Return each line containing the string "time".
----
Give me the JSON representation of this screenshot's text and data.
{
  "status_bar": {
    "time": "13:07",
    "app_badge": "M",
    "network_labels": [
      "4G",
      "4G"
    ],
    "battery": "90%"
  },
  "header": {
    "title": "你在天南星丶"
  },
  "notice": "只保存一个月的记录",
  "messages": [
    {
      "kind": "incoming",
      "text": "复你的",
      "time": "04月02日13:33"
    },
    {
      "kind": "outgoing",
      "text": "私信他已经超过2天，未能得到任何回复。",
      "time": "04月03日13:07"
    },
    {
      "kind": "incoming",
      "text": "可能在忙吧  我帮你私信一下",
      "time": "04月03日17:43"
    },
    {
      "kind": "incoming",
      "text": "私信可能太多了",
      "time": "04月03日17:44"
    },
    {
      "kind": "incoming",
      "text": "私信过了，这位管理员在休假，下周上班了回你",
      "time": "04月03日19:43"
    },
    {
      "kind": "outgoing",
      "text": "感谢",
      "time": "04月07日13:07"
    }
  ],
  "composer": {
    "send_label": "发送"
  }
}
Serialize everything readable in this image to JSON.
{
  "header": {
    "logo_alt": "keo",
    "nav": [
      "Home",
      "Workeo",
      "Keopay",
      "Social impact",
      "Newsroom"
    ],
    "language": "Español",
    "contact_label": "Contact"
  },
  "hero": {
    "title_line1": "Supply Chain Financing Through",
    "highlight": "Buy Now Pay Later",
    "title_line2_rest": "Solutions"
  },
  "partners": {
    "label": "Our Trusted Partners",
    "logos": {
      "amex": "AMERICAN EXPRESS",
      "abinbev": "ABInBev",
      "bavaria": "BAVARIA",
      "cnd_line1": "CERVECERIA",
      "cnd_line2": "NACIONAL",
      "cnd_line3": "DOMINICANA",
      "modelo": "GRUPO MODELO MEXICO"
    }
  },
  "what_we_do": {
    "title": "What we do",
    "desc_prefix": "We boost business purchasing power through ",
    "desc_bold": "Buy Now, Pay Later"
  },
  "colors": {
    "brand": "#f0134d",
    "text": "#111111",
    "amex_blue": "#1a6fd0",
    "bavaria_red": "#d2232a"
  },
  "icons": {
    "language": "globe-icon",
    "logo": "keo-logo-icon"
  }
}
----
In response
    "time": "13:07",
      "time": "04月02日13:33"
      "time": "04月03日13:07"
      "time": "04月03日17:43"
      "time": "04月03日17:44"
      "time": "04月03日19:43"
      "time": "04月07日13:07"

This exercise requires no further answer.